§ WORK INSTRUCTIONS
Reproduce every line of the material below, but drop the pictures.

§ TASK MATERIAL
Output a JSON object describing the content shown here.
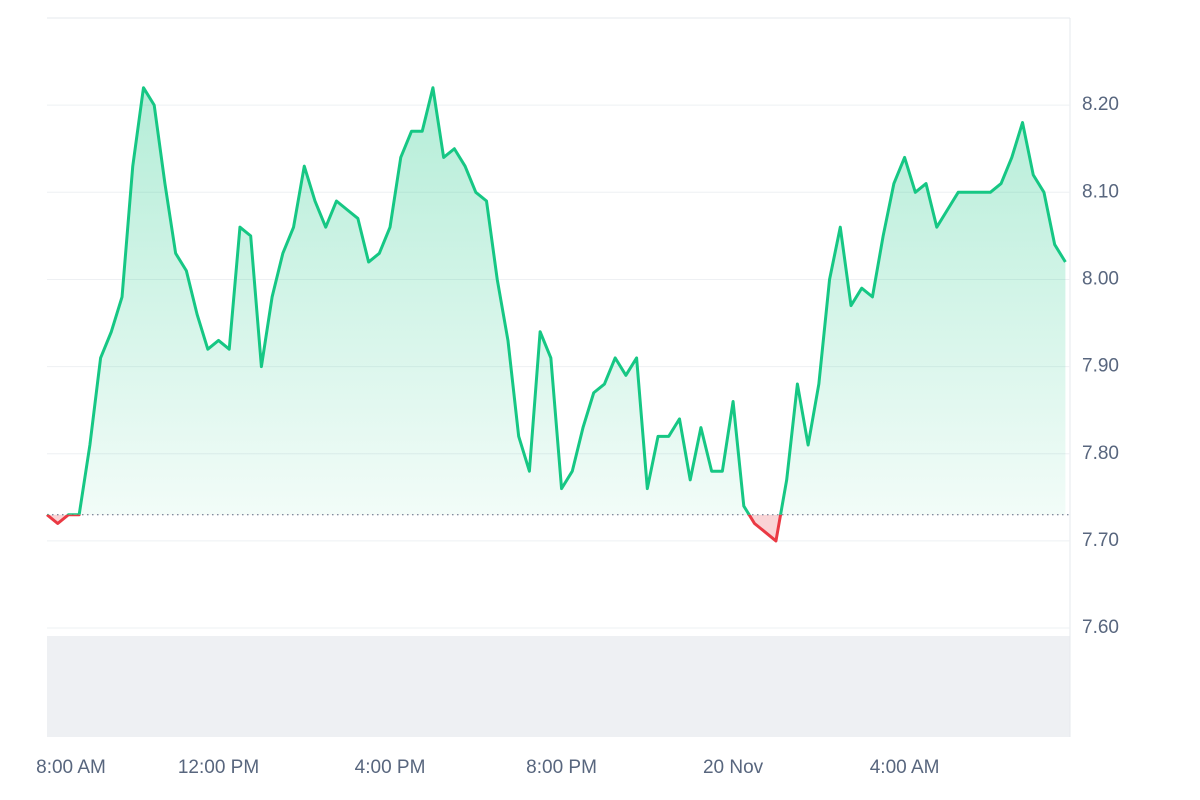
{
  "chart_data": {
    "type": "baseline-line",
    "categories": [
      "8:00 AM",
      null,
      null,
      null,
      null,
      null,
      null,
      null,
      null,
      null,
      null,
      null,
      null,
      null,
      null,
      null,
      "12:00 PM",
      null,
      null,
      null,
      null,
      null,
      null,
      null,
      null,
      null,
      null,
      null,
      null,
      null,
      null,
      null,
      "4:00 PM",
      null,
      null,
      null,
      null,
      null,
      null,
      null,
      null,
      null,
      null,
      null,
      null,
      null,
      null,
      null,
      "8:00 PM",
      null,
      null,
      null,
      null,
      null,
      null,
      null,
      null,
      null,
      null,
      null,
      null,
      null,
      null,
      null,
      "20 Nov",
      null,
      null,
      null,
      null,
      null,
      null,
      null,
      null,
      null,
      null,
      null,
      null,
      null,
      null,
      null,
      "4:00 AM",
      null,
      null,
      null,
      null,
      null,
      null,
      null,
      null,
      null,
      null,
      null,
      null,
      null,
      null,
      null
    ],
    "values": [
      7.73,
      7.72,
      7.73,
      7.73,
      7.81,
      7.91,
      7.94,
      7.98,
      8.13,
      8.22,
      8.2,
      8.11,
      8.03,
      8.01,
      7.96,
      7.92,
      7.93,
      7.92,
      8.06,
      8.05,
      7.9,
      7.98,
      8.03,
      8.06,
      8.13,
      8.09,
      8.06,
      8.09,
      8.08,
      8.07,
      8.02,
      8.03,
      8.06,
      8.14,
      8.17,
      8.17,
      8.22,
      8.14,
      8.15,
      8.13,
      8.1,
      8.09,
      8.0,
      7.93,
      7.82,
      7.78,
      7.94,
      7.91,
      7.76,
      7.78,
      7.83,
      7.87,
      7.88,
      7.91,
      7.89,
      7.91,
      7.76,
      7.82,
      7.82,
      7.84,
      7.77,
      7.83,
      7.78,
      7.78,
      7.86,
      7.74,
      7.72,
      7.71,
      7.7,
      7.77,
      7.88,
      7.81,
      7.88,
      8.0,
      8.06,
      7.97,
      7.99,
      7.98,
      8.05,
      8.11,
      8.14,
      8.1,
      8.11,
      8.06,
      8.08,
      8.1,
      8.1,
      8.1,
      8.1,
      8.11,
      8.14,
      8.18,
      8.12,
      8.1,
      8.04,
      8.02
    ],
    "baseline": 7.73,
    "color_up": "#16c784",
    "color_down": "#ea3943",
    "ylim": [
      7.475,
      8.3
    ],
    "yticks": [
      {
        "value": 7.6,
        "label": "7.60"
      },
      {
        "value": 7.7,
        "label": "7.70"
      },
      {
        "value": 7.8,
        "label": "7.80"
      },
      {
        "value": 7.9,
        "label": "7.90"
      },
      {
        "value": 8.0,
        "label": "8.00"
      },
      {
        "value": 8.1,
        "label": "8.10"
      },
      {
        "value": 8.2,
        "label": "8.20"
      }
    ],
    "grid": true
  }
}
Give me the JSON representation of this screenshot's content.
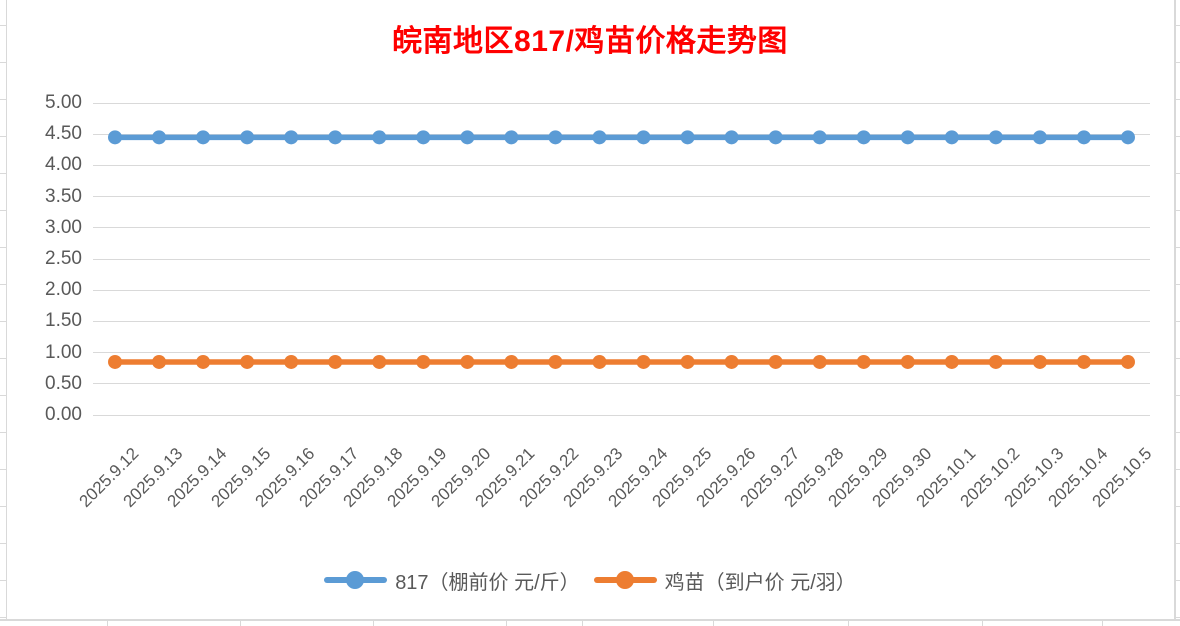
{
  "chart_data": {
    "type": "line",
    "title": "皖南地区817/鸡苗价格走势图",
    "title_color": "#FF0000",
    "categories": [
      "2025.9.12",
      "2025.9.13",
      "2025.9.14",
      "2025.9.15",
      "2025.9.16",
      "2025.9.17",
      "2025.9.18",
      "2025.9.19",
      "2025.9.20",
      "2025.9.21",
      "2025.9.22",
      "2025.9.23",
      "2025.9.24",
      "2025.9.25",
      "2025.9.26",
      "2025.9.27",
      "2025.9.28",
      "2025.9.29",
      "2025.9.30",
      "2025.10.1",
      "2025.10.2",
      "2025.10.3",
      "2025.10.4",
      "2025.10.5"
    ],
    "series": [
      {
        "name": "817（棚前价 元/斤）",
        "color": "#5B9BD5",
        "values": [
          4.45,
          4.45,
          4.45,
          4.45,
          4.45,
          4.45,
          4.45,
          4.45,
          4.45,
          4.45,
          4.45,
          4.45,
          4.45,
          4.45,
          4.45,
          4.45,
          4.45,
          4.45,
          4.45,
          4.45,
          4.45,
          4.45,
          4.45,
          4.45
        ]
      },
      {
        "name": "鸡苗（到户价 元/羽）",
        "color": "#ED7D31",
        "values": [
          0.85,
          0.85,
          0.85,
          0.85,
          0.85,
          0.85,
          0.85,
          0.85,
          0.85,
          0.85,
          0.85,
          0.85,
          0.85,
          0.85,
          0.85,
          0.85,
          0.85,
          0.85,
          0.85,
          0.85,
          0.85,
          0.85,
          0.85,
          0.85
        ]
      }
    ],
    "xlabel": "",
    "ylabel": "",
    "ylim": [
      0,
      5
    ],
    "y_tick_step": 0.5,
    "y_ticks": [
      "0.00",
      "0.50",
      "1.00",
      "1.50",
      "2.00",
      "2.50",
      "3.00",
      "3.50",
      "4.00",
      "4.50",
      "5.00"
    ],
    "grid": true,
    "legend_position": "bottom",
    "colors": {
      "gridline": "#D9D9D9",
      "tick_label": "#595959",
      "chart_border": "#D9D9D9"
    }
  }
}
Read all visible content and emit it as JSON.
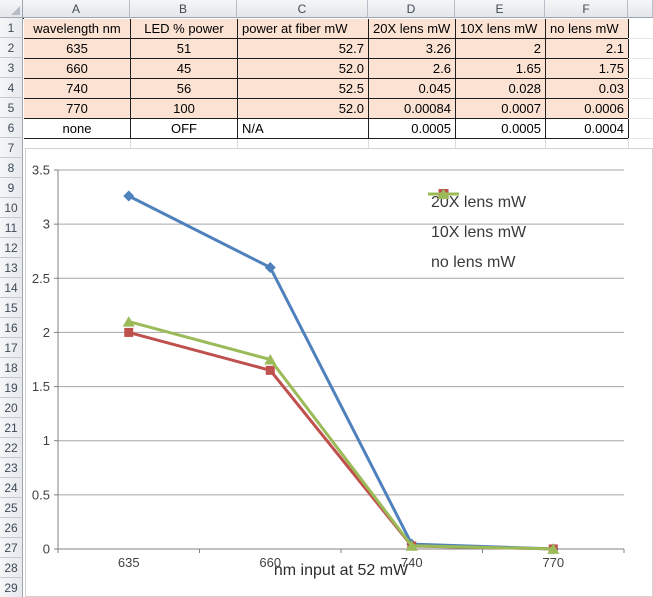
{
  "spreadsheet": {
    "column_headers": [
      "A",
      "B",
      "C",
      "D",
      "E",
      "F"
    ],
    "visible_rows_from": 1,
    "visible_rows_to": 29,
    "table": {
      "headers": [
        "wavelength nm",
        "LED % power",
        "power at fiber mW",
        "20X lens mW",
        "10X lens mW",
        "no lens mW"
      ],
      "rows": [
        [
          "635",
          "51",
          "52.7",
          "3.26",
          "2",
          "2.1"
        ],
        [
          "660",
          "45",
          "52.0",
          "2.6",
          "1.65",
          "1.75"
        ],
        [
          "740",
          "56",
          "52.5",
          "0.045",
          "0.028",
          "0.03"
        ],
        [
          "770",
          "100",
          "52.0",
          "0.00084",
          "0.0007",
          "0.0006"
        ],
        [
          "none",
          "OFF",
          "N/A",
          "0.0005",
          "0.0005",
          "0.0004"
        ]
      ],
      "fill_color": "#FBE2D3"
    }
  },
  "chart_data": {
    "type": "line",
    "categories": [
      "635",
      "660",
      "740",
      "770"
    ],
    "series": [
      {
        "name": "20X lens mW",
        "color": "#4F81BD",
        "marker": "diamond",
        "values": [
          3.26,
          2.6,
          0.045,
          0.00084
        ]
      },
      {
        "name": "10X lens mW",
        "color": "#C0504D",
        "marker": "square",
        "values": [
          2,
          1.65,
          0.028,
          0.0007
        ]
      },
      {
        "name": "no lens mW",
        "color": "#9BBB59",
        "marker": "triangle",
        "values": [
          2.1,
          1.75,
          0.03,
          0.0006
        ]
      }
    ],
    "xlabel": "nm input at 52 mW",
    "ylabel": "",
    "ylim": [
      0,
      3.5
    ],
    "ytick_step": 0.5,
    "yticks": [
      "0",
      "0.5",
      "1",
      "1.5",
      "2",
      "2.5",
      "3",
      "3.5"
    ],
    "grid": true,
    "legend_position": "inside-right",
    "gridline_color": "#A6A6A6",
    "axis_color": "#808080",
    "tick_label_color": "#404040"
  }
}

§ SOLVED PROBLEM
Output a JSON object describing the content shown here.
{
  "chart_data": {
    "type": "baseline-line",
    "categories": [
      "8:00 AM",
      null,
      null,
      null,
      null,
      null,
      null,
      null,
      null,
      null,
      null,
      null,
      null,
      null,
      null,
      null,
      "12:00 PM",
      null,
      null,
      null,
      null,
      null,
      null,
      null,
      null,
      null,
      null,
      null,
      null,
      null,
      null,
      null,
      "4:00 PM",
      null,
      null,
      null,
      null,
      null,
      null,
      null,
      null,
      null,
      null,
      null,
      null,
      null,
      null,
      null,
      "8:00 PM",
      null,
      null,
      null,
      null,
      null,
      null,
      null,
      null,
      null,
      null,
      null,
      null,
      null,
      null,
      null,
      "20 Nov",
      null,
      null,
      null,
      null,
      null,
      null,
      null,
      null,
      null,
      null,
      null,
      null,
      null,
      null,
      null,
      "4:00 AM",
      null,
      null,
      null,
      null,
      null,
      null,
      null,
      null,
      null,
      null,
      null,
      null,
      null,
      null,
      null
    ],
    "values": [
      7.73,
      7.72,
      7.73,
      7.73,
      7.81,
      7.91,
      7.94,
      7.98,
      8.13,
      8.22,
      8.2,
      8.11,
      8.03,
      8.01,
      7.96,
      7.92,
      7.93,
      7.92,
      8.06,
      8.05,
      7.9,
      7.98,
      8.03,
      8.06,
      8.13,
      8.09,
      8.06,
      8.09,
      8.08,
      8.07,
      8.02,
      8.03,
      8.06,
      8.14,
      8.17,
      8.17,
      8.22,
      8.14,
      8.15,
      8.13,
      8.1,
      8.09,
      8.0,
      7.93,
      7.82,
      7.78,
      7.94,
      7.91,
      7.76,
      7.78,
      7.83,
      7.87,
      7.88,
      7.91,
      7.89,
      7.91,
      7.76,
      7.82,
      7.82,
      7.84,
      7.77,
      7.83,
      7.78,
      7.78,
      7.86,
      7.74,
      7.72,
      7.71,
      7.7,
      7.77,
      7.88,
      7.81,
      7.88,
      8.0,
      8.06,
      7.97,
      7.99,
      7.98,
      8.05,
      8.11,
      8.14,
      8.1,
      8.11,
      8.06,
      8.08,
      8.1,
      8.1,
      8.1,
      8.1,
      8.11,
      8.14,
      8.18,
      8.12,
      8.1,
      8.04,
      8.02
    ],
    "baseline": 7.73,
    "color_up": "#16c784",
    "color_down": "#ea3943",
    "ylim": [
      7.475,
      8.3
    ],
    "yticks": [
      {
        "value": 7.6,
        "label": "7.60"
      },
      {
        "value": 7.7,
        "label": "7.70"
      },
      {
        "value": 7.8,
        "label": "7.80"
      },
      {
        "value": 7.9,
        "label": "7.90"
      },
      {
        "value": 8.0,
        "label": "8.00"
      },
      {
        "value": 8.1,
        "label": "8.10"
      },
      {
        "value": 8.2,
        "label": "8.20"
      }
    ],
    "grid": true
  }
}
Give me the JSON representation of this screenshot's content.
{
  "chart_data": {
    "type": "line",
    "title": "皖南地区817/鸡苗价格走势图",
    "title_color": "#FF0000",
    "categories": [
      "2025.9.12",
      "2025.9.13",
      "2025.9.14",
      "2025.9.15",
      "2025.9.16",
      "2025.9.17",
      "2025.9.18",
      "2025.9.19",
      "2025.9.20",
      "2025.9.21",
      "2025.9.22",
      "2025.9.23",
      "2025.9.24",
      "2025.9.25",
      "2025.9.26",
      "2025.9.27",
      "2025.9.28",
      "2025.9.29",
      "2025.9.30",
      "2025.10.1",
      "2025.10.2",
      "2025.10.3",
      "2025.10.4",
      "2025.10.5"
    ],
    "series": [
      {
        "name": "817（棚前价 元/斤）",
        "color": "#5B9BD5",
        "values": [
          4.45,
          4.45,
          4.45,
          4.45,
          4.45,
          4.45,
          4.45,
          4.45,
          4.45,
          4.45,
          4.45,
          4.45,
          4.45,
          4.45,
          4.45,
          4.45,
          4.45,
          4.45,
          4.45,
          4.45,
          4.45,
          4.45,
          4.45,
          4.45
        ]
      },
      {
        "name": "鸡苗（到户价 元/羽）",
        "color": "#ED7D31",
        "values": [
          0.85,
          0.85,
          0.85,
          0.85,
          0.85,
          0.85,
          0.85,
          0.85,
          0.85,
          0.85,
          0.85,
          0.85,
          0.85,
          0.85,
          0.85,
          0.85,
          0.85,
          0.85,
          0.85,
          0.85,
          0.85,
          0.85,
          0.85,
          0.85
        ]
      }
    ],
    "xlabel": "",
    "ylabel": "",
    "ylim": [
      0,
      5
    ],
    "y_tick_step": 0.5,
    "y_ticks": [
      "0.00",
      "0.50",
      "1.00",
      "1.50",
      "2.00",
      "2.50",
      "3.00",
      "3.50",
      "4.00",
      "4.50",
      "5.00"
    ],
    "grid": true,
    "legend_position": "bottom",
    "colors": {
      "gridline": "#D9D9D9",
      "tick_label": "#595959",
      "chart_border": "#D9D9D9"
    }
  }
}
Read all visible content and emit it as JSON.
{
  "spreadsheet": {
    "column_headers": [
      "A",
      "B",
      "C",
      "D",
      "E",
      "F"
    ],
    "visible_rows_from": 1,
    "visible_rows_to": 29,
    "table": {
      "headers": [
        "wavelength nm",
        "LED % power",
        "power at fiber mW",
        "20X lens mW",
        "10X lens mW",
        "no lens mW"
      ],
      "rows": [
        [
          "635",
          "51",
          "52.7",
          "3.26",
          "2",
          "2.1"
        ],
        [
          "660",
          "45",
          "52.0",
          "2.6",
          "1.65",
          "1.75"
        ],
        [
          "740",
          "56",
          "52.5",
          "0.045",
          "0.028",
          "0.03"
        ],
        [
          "770",
          "100",
          "52.0",
          "0.00084",
          "0.0007",
          "0.0006"
        ],
        [
          "none",
          "OFF",
          "N/A",
          "0.0005",
          "0.0005",
          "0.0004"
        ]
      ],
      "fill_color": "#FBE2D3"
    }
  },
  "chart_data": {
    "type": "line",
    "categories": [
      "635",
      "660",
      "740",
      "770"
    ],
    "series": [
      {
        "name": "20X lens mW",
        "color": "#4F81BD",
        "marker": "diamond",
        "values": [
          3.26,
          2.6,
          0.045,
          0.00084
        ]
      },
      {
        "name": "10X lens mW",
        "color": "#C0504D",
        "marker": "square",
        "values": [
          2,
          1.65,
          0.028,
          0.0007
        ]
      },
      {
        "name": "no lens mW",
        "color": "#9BBB59",
        "marker": "triangle",
        "values": [
          2.1,
          1.75,
          0.03,
          0.0006
        ]
      }
    ],
    "xlabel": "nm input at 52 mW",
    "ylabel": "",
    "ylim": [
      0,
      3.5
    ],
    "ytick_step": 0.5,
    "yticks": [
      "0",
      "0.5",
      "1",
      "1.5",
      "2",
      "2.5",
      "3",
      "3.5"
    ],
    "grid": true,
    "legend_position": "inside-right",
    "gridline_color": "#A6A6A6",
    "axis_color": "#808080",
    "tick_label_color": "#404040"
  }
}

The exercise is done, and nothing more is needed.